Material for this exercise:
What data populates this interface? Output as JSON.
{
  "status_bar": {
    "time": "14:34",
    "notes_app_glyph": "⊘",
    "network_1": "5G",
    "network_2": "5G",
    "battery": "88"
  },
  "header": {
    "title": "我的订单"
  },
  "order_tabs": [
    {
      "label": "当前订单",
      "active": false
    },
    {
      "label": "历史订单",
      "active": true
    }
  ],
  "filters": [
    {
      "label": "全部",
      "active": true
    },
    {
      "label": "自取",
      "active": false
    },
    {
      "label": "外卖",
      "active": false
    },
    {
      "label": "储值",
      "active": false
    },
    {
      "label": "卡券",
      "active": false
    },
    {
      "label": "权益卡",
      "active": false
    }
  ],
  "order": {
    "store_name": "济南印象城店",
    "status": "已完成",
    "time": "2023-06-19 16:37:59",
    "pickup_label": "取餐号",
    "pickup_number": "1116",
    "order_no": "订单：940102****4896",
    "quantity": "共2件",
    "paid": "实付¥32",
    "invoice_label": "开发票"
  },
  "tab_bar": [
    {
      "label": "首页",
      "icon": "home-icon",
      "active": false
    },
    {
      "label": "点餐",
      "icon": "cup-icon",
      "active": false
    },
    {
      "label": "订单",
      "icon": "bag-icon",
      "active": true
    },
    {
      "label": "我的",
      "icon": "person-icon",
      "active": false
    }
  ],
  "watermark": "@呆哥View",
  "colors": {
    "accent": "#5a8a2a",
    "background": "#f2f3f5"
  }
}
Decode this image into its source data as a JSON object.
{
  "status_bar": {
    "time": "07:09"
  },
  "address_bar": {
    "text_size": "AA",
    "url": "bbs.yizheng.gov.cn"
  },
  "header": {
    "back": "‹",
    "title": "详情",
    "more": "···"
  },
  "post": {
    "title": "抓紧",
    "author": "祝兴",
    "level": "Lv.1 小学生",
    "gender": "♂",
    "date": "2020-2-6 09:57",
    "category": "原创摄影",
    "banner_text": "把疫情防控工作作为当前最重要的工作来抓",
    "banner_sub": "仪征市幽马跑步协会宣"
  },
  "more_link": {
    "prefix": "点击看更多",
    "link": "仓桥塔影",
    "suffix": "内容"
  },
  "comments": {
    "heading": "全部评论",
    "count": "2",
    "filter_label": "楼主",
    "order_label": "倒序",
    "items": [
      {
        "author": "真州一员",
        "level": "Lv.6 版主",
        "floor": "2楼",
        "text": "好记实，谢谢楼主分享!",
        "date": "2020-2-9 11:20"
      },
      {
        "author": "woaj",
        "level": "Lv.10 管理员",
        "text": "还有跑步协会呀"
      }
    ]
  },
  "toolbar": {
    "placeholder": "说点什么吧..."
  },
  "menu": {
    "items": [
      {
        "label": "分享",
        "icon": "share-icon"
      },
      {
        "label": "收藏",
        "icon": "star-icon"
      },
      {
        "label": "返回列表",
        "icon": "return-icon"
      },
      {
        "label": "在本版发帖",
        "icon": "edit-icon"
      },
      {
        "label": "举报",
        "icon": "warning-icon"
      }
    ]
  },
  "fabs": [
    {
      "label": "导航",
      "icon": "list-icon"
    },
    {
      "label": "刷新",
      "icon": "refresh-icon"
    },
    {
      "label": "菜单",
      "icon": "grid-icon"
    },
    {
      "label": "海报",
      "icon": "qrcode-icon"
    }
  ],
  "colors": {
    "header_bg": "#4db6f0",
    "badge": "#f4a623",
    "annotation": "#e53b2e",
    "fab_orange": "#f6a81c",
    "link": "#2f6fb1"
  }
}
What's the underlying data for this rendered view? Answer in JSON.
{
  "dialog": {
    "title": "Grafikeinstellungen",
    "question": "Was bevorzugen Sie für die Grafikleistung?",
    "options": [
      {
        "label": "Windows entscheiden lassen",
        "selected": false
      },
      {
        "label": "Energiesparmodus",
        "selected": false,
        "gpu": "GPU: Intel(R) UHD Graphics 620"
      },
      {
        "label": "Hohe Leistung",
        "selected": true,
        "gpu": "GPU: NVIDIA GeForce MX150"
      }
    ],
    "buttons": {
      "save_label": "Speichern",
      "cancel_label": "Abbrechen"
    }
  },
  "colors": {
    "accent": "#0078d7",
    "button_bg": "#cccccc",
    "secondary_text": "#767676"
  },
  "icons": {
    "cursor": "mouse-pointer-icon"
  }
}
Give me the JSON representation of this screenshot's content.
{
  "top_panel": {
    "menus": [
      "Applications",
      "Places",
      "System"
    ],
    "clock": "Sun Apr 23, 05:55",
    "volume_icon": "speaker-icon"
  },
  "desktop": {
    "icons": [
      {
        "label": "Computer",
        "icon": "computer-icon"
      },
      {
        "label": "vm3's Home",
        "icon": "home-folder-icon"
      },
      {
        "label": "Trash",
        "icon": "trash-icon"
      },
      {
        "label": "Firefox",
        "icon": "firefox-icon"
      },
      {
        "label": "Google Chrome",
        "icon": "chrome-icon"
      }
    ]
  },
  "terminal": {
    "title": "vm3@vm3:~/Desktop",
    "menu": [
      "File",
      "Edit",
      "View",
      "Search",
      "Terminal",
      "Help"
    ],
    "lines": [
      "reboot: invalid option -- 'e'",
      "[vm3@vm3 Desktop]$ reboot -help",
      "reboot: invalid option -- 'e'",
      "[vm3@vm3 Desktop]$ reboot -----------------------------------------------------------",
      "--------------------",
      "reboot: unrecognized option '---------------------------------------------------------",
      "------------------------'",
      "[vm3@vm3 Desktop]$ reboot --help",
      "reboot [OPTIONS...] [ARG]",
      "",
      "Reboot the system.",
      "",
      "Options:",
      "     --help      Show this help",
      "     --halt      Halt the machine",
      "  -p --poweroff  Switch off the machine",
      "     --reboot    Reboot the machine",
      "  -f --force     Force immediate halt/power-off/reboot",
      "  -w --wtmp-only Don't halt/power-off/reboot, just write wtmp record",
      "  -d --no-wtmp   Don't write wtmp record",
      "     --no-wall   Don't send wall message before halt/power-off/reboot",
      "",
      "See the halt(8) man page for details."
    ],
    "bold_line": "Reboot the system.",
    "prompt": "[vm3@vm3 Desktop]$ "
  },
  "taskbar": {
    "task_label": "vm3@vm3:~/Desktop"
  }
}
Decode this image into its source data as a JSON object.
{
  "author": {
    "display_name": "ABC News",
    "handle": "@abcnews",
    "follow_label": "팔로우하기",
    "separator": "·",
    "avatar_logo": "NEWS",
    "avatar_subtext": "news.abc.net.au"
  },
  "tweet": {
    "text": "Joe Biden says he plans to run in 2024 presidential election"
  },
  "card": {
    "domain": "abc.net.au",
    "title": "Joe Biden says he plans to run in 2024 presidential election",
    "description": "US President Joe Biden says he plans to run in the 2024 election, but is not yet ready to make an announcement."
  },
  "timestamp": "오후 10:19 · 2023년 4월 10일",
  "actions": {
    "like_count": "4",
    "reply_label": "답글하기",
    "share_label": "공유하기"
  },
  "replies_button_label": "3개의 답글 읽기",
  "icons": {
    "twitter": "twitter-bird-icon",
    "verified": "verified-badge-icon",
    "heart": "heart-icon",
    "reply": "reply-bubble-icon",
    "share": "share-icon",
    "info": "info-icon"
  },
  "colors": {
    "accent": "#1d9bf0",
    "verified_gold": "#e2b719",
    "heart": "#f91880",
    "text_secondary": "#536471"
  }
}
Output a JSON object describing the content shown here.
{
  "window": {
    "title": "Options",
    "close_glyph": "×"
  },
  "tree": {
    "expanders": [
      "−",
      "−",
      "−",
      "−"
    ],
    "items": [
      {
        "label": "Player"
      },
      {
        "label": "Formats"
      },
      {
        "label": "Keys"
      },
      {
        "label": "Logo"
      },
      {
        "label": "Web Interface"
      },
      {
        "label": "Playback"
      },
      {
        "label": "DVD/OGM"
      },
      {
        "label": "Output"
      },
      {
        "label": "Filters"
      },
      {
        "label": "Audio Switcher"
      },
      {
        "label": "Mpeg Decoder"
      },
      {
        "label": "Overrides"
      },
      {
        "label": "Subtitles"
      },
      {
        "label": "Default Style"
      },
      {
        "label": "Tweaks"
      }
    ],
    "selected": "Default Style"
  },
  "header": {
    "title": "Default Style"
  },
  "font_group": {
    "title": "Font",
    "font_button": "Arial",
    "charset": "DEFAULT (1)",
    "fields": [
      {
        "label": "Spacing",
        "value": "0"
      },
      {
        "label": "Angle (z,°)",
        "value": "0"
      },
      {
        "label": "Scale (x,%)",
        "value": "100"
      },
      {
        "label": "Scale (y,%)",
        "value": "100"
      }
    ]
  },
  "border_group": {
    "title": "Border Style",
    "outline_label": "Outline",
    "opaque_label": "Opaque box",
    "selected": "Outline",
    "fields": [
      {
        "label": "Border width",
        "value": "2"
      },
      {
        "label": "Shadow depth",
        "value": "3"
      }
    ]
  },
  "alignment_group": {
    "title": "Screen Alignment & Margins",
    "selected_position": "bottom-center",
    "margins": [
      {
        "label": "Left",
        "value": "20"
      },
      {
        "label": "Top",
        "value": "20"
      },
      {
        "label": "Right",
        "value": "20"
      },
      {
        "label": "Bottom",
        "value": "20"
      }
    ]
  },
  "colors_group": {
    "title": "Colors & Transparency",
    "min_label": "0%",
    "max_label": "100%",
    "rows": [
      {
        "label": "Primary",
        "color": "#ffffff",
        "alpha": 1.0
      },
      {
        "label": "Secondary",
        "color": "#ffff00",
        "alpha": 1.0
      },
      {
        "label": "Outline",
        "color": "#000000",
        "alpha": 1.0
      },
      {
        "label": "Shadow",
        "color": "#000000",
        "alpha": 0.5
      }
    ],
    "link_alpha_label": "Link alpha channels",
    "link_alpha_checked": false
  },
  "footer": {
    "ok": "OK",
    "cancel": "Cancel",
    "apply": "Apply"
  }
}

Given task: Work out the number of lines in this listing that include the word "record". Reply with that number only.

Answer below: 2